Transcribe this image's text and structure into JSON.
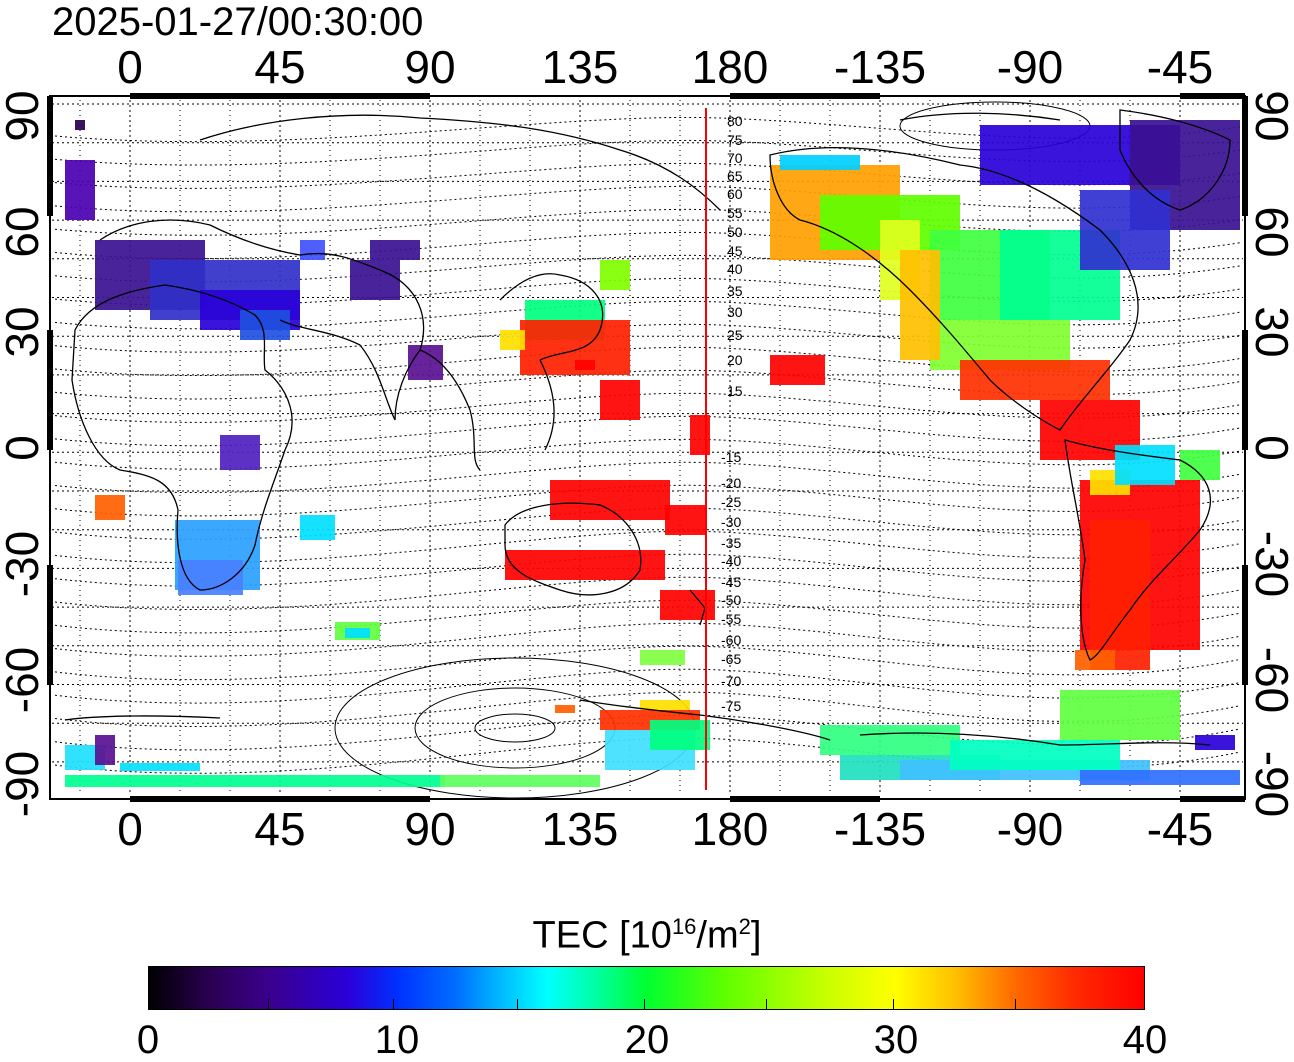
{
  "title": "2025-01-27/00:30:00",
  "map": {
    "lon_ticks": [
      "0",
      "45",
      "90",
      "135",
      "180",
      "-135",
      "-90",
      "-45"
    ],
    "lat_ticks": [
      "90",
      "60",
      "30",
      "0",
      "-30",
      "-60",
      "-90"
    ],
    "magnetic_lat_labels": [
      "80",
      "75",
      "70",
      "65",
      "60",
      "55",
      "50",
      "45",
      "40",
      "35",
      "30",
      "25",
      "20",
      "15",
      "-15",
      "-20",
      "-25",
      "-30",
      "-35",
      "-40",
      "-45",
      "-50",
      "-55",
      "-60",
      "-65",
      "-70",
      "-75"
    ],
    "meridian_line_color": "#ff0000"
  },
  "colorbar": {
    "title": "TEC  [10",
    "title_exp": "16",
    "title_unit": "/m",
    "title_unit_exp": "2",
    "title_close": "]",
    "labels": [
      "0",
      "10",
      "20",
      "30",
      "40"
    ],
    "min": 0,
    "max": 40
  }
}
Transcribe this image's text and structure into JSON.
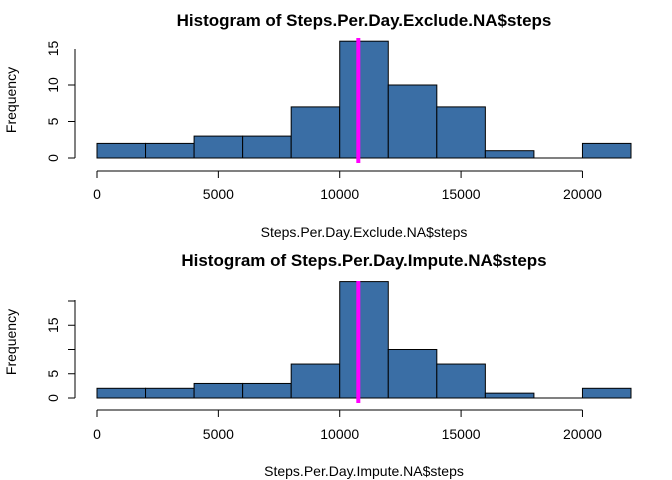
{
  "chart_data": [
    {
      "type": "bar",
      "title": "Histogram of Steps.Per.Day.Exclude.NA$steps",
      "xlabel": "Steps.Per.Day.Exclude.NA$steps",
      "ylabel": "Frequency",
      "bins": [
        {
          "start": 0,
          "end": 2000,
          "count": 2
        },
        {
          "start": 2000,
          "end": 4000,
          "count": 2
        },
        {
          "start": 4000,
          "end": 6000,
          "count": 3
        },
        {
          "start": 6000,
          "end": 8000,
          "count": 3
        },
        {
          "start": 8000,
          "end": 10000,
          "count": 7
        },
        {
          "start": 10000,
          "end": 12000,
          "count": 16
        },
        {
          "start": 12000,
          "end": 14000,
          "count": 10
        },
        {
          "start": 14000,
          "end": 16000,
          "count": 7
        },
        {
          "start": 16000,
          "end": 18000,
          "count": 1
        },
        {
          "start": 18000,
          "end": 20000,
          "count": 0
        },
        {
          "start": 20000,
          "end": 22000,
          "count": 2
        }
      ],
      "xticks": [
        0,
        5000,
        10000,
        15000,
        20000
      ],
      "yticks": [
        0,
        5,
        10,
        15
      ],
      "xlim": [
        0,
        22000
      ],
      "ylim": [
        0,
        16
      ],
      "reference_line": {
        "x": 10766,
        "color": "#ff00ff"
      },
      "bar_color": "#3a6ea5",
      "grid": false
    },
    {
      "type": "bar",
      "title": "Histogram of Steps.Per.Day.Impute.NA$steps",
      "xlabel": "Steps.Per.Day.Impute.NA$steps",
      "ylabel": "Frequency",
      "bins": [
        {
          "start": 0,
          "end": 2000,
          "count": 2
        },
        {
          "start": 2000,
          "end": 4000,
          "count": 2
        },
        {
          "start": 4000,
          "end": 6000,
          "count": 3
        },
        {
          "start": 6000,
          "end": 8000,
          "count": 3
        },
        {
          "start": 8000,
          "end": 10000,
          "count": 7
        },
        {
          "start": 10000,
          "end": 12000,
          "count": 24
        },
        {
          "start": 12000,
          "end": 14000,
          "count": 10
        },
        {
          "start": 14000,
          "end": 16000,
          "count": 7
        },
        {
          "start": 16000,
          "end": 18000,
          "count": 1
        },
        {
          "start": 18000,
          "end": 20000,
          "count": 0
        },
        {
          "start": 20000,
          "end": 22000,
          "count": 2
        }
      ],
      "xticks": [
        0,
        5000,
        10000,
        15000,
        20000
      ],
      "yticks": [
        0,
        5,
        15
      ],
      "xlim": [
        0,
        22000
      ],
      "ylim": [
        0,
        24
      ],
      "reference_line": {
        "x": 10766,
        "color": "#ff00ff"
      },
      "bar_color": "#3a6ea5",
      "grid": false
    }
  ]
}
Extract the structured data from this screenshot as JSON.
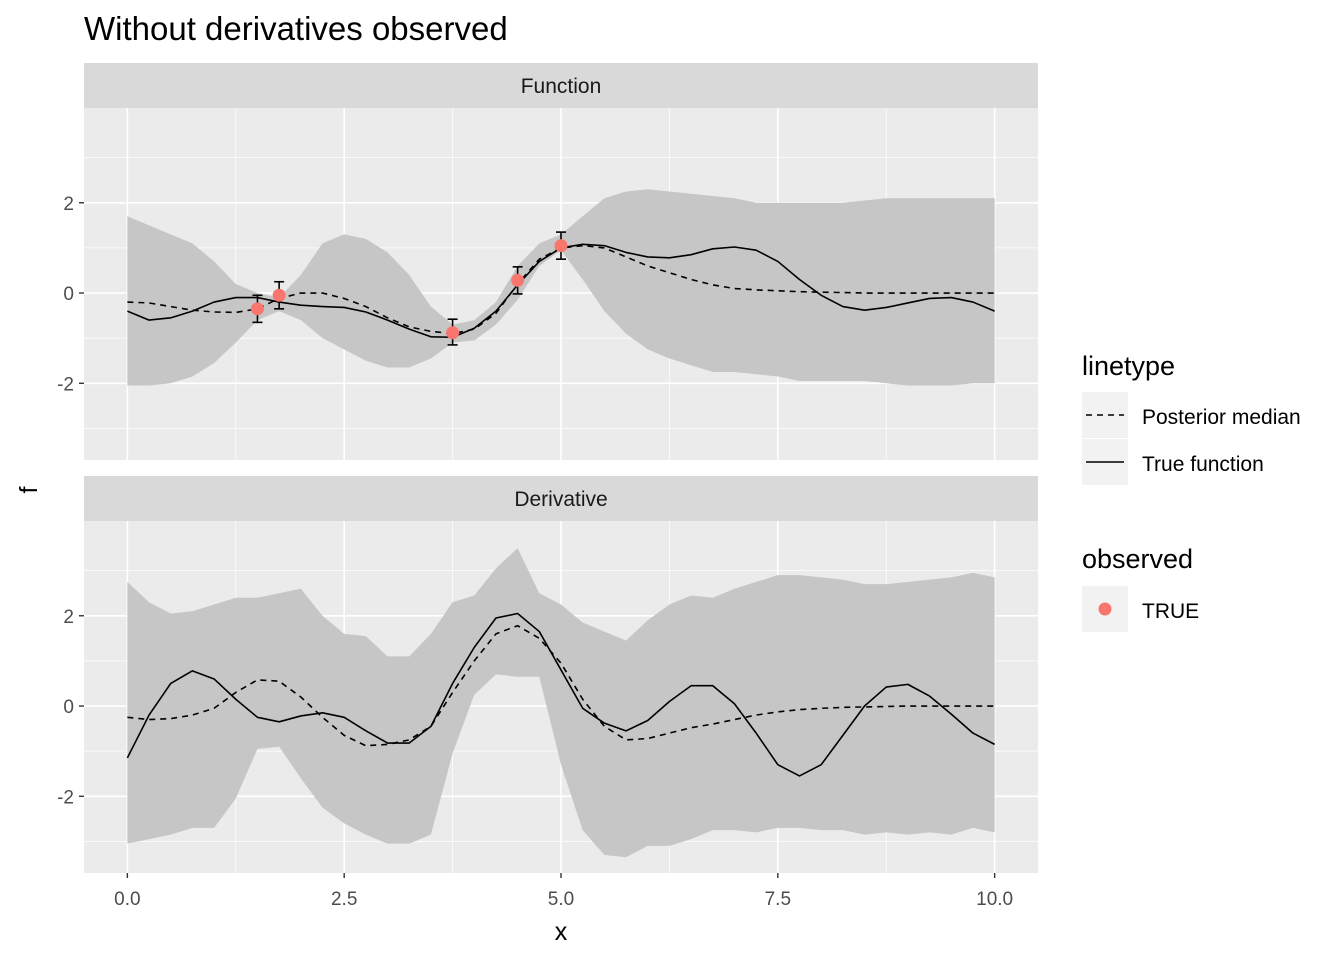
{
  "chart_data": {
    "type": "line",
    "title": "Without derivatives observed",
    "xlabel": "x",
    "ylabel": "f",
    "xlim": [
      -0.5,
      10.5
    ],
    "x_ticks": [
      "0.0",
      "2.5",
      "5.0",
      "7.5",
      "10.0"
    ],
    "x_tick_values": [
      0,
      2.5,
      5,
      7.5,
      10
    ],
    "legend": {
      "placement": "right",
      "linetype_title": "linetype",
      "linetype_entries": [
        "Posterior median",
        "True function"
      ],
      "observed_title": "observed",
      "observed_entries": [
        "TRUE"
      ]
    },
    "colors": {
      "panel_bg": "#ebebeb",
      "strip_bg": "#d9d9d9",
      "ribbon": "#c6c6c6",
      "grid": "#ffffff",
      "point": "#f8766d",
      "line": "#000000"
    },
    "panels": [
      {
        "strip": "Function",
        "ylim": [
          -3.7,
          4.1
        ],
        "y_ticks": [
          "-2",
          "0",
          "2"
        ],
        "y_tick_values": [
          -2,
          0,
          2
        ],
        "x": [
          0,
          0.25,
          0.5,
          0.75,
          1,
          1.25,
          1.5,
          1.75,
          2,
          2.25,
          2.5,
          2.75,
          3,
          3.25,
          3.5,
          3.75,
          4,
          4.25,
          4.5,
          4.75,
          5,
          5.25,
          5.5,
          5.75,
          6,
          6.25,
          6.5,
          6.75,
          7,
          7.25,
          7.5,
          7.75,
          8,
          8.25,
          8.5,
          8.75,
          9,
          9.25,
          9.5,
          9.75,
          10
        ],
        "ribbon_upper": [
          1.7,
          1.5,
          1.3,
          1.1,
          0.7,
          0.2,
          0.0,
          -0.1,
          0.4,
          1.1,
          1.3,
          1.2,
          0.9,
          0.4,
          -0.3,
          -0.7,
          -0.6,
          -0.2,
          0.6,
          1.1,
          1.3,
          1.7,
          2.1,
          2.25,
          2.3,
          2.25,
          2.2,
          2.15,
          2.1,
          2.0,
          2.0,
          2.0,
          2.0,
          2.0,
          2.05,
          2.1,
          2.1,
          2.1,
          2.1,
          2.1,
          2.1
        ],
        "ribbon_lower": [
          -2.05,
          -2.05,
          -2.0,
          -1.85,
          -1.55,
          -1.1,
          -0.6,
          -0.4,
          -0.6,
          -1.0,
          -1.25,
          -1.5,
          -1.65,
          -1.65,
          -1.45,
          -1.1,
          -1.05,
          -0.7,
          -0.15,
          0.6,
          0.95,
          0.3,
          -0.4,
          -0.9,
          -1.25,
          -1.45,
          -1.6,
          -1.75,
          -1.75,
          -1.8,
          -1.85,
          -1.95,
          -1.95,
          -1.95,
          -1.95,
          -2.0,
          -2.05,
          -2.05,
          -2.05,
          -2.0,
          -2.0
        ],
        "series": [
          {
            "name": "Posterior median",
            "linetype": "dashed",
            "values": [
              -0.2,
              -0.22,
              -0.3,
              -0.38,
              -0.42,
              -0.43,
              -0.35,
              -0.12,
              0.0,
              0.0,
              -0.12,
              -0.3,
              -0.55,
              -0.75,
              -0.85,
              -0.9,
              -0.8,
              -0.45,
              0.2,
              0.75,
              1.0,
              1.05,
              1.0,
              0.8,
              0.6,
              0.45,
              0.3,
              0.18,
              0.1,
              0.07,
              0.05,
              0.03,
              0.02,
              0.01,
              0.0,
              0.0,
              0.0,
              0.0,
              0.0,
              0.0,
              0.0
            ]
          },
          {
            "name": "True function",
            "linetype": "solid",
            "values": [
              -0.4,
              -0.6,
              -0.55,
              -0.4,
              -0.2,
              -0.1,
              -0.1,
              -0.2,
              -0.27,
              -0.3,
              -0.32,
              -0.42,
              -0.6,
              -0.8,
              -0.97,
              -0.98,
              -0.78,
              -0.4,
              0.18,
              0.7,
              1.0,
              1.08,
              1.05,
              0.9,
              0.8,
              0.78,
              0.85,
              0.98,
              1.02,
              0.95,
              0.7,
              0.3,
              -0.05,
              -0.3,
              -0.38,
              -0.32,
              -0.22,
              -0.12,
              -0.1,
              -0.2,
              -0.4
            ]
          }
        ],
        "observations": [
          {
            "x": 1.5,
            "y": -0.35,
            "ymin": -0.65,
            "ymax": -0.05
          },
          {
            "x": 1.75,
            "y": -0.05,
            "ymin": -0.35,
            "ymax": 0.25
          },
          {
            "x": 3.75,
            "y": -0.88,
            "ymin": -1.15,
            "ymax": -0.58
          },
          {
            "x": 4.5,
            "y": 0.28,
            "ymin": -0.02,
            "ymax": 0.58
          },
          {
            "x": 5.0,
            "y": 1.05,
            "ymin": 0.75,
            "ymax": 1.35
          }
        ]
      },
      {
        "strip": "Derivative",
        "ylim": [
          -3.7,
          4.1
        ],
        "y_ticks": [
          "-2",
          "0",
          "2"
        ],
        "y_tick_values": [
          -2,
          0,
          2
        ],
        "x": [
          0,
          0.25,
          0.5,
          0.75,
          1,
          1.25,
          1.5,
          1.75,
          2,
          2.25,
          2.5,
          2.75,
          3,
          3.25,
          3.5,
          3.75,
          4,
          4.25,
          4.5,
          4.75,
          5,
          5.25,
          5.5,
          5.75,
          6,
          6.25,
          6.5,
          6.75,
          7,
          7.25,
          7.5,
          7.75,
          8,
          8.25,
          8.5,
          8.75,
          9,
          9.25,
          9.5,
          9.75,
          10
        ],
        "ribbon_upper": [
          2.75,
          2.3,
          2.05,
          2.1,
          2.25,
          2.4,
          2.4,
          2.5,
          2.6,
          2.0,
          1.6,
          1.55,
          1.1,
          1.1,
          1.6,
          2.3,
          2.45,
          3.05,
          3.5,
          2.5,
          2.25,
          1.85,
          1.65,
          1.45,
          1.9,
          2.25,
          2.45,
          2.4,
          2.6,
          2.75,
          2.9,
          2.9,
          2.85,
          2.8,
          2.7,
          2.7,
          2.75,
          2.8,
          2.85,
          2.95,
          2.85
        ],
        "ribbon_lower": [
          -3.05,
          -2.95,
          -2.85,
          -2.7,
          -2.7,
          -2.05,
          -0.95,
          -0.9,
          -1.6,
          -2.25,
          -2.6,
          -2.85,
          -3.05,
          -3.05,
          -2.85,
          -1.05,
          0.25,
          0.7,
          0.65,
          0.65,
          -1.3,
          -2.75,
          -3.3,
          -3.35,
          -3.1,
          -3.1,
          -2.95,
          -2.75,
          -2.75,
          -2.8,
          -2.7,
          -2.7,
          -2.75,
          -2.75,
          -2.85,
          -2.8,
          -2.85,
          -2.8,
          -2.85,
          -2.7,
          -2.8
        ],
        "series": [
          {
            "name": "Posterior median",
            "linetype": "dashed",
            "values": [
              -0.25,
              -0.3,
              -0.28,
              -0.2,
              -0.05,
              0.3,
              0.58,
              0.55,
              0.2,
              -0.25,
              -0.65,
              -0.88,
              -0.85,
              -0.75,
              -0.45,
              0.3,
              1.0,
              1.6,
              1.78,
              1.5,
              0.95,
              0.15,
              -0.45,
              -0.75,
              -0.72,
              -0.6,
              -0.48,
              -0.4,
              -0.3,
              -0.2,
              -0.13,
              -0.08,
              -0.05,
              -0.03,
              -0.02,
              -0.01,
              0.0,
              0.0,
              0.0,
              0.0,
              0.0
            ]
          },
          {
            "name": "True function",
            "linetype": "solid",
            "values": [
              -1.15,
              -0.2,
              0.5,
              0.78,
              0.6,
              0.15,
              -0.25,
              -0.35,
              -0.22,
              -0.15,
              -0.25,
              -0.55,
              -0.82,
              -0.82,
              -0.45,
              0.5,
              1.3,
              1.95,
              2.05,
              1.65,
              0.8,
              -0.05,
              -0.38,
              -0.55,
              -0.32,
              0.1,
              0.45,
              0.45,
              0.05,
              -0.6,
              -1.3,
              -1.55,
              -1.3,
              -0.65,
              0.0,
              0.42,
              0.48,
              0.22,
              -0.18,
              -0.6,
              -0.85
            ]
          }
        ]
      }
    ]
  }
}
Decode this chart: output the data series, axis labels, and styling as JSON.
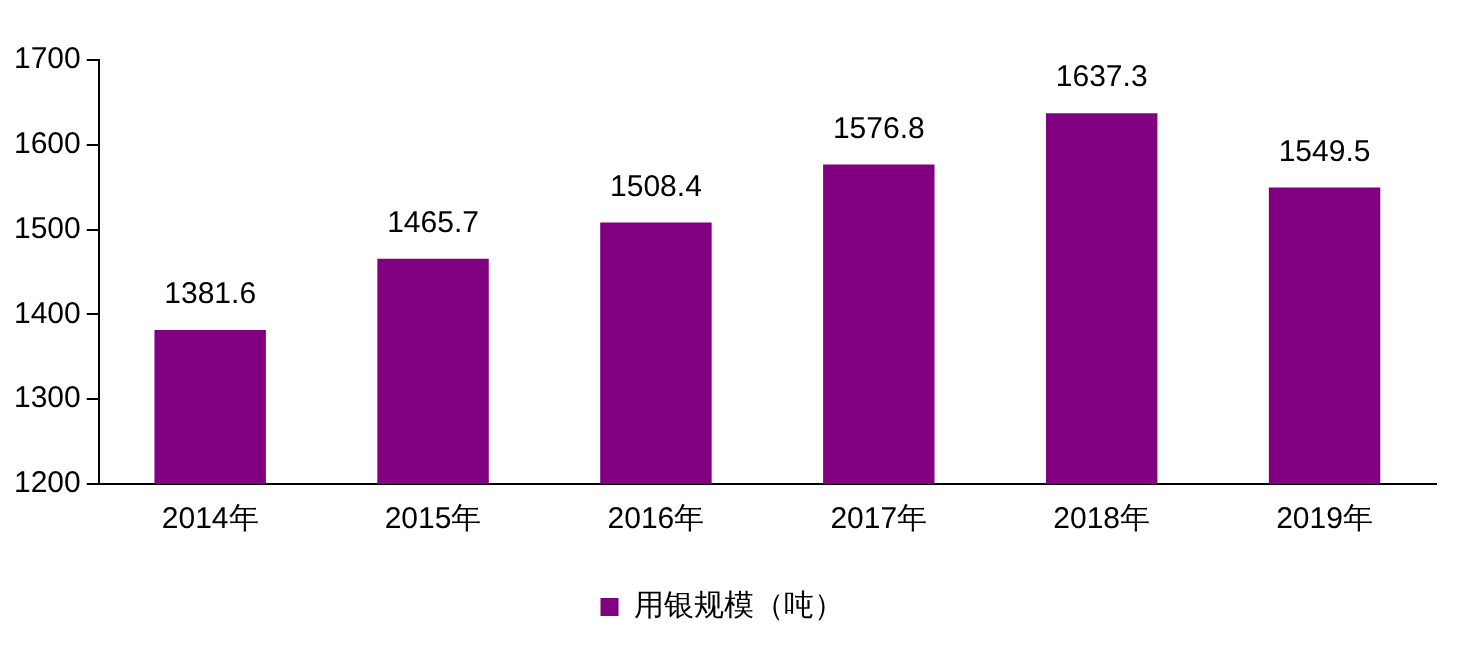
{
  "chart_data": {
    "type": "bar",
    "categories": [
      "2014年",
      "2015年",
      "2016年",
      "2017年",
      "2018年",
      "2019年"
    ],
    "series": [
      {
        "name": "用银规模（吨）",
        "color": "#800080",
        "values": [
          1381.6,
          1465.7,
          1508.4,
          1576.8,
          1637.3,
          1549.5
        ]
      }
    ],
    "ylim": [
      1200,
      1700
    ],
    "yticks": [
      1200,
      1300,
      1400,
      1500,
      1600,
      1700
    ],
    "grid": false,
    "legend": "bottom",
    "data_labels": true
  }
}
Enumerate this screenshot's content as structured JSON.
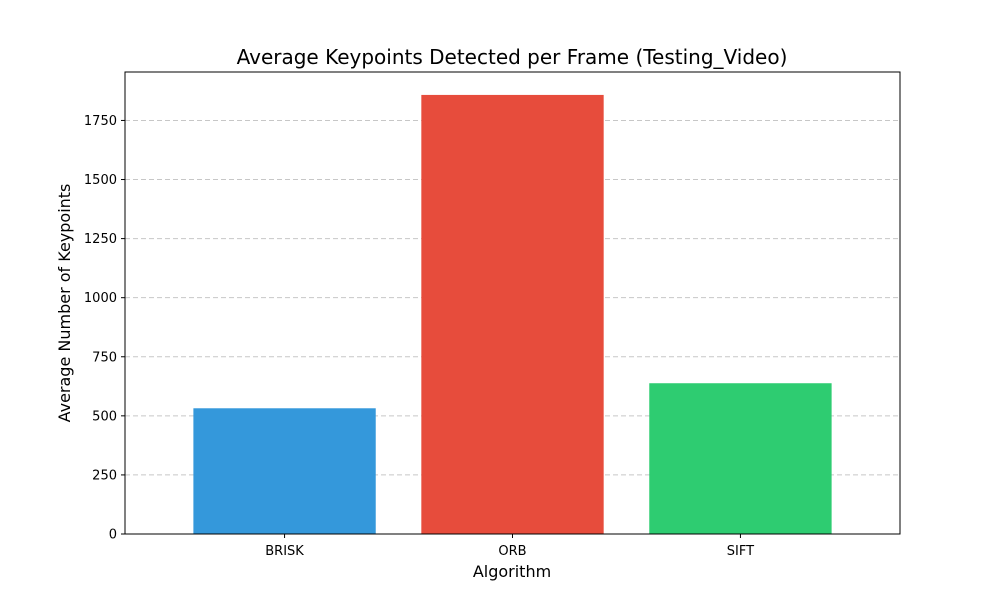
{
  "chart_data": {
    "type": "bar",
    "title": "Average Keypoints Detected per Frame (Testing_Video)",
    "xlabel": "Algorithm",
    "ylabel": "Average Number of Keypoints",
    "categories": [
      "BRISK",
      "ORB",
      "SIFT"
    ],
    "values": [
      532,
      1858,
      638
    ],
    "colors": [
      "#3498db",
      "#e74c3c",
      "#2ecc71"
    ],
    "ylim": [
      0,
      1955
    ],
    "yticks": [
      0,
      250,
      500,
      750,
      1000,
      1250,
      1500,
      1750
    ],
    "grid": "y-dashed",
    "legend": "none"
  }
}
::::
Required task
Omit the pictures and write out exactly the lines from the one containing "Decode this chart: output" through the last line of the material.

Answer to the problem
Decode this chart: output the data series, axis labels, and styling as JSON.
{
  "chart_data": {
    "type": "bar",
    "categories": [
      "2014年",
      "2015年",
      "2016年",
      "2017年",
      "2018年",
      "2019年"
    ],
    "series": [
      {
        "name": "用银规模（吨）",
        "color": "#800080",
        "values": [
          1381.6,
          1465.7,
          1508.4,
          1576.8,
          1637.3,
          1549.5
        ]
      }
    ],
    "ylim": [
      1200,
      1700
    ],
    "yticks": [
      1200,
      1300,
      1400,
      1500,
      1600,
      1700
    ],
    "grid": false,
    "legend": "bottom",
    "data_labels": true
  }
}
Enumerate this screenshot's content as structured JSON.
{
  "chart_data": {
    "type": "bar",
    "title": "Average Keypoints Detected per Frame (Testing_Video)",
    "xlabel": "Algorithm",
    "ylabel": "Average Number of Keypoints",
    "categories": [
      "BRISK",
      "ORB",
      "SIFT"
    ],
    "values": [
      532,
      1858,
      638
    ],
    "colors": [
      "#3498db",
      "#e74c3c",
      "#2ecc71"
    ],
    "ylim": [
      0,
      1955
    ],
    "yticks": [
      0,
      250,
      500,
      750,
      1000,
      1250,
      1500,
      1750
    ],
    "grid": "y-dashed",
    "legend": "none"
  }
}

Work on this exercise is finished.